Problem to work on:
Check each line of the data below for the word "question", then extract the ones that have it.

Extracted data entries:
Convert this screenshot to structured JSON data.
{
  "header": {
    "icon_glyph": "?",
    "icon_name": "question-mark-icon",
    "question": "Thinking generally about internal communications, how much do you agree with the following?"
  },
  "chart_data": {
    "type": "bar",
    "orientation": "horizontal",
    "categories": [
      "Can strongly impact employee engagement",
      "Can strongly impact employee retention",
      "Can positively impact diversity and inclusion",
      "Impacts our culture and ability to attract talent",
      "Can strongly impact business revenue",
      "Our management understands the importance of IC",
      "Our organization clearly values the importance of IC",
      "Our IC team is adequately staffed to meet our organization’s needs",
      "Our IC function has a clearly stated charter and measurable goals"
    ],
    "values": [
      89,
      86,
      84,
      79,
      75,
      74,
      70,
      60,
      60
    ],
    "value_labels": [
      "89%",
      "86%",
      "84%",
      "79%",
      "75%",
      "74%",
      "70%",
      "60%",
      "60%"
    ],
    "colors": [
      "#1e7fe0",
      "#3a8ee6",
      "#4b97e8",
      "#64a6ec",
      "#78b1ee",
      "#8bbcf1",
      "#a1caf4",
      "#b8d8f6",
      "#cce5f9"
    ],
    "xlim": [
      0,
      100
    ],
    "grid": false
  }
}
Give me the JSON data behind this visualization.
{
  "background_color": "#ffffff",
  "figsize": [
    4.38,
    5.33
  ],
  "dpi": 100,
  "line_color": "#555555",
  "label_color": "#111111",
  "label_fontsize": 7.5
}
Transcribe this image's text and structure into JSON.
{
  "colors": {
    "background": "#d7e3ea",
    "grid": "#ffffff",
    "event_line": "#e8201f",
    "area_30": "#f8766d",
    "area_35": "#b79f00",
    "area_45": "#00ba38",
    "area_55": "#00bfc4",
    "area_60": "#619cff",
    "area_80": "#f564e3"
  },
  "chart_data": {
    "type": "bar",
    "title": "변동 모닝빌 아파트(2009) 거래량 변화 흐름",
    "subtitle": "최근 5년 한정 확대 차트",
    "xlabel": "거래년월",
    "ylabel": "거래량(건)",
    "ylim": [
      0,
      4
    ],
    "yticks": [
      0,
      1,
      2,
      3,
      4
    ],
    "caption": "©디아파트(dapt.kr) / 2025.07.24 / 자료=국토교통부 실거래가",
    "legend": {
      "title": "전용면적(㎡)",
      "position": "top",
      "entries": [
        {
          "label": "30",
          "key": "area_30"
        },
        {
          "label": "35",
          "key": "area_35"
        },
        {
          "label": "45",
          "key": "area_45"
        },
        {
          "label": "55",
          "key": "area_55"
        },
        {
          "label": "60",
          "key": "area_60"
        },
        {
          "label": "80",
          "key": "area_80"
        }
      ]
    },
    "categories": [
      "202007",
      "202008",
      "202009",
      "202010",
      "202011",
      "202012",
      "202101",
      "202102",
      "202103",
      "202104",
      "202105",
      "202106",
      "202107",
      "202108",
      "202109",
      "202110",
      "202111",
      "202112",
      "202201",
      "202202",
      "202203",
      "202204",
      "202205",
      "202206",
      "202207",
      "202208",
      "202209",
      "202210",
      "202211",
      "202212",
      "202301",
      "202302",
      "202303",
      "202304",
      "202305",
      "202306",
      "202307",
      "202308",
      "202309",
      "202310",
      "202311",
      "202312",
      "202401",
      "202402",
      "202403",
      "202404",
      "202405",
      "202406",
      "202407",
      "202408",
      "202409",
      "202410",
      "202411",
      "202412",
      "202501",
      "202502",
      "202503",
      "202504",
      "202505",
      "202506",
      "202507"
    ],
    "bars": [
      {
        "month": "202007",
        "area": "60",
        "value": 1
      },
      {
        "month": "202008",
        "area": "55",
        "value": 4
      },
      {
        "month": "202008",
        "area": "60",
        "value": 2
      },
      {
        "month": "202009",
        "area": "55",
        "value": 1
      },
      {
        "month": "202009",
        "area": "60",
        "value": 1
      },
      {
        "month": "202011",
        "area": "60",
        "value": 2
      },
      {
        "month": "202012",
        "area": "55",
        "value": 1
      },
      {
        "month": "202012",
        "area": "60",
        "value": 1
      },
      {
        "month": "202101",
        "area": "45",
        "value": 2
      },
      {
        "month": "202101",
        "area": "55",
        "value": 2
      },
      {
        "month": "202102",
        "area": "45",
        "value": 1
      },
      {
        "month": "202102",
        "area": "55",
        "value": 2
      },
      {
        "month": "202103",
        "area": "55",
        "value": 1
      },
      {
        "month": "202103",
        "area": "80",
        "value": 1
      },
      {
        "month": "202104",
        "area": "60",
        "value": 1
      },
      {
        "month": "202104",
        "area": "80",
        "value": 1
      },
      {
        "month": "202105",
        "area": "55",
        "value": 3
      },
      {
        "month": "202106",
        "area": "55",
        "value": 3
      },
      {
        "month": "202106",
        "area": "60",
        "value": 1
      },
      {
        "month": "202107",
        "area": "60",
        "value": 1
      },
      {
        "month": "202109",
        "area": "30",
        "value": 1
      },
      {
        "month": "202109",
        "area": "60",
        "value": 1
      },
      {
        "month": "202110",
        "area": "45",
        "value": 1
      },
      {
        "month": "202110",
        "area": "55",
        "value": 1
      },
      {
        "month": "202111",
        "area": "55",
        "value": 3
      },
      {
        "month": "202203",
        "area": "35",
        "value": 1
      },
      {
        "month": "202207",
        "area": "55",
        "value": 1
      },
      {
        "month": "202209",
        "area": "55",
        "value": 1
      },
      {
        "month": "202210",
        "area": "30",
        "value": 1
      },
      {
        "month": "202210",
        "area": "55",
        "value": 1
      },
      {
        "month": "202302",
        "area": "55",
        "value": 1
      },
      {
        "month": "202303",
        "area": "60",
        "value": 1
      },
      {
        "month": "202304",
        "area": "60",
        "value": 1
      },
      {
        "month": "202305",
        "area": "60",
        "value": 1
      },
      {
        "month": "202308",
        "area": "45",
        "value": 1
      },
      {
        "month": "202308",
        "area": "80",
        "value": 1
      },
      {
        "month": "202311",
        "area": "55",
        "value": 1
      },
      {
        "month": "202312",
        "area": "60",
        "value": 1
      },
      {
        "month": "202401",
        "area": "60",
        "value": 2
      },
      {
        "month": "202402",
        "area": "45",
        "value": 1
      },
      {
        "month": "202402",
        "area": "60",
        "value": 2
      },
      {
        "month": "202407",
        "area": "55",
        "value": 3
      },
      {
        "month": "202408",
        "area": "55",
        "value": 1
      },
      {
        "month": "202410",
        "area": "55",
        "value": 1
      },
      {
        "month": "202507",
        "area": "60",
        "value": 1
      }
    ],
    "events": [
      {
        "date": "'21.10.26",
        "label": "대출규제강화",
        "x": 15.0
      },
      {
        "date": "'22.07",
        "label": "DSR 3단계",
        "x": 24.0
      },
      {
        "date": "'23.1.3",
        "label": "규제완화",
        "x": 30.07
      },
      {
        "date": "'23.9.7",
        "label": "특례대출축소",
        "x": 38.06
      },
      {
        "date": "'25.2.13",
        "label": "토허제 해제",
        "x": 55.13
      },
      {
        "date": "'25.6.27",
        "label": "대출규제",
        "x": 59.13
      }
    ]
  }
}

Solution to this problem:
    "icon_name": "question-mark-icon",
    "question": "Thinking generally about internal communications, how much do you agree with the following?"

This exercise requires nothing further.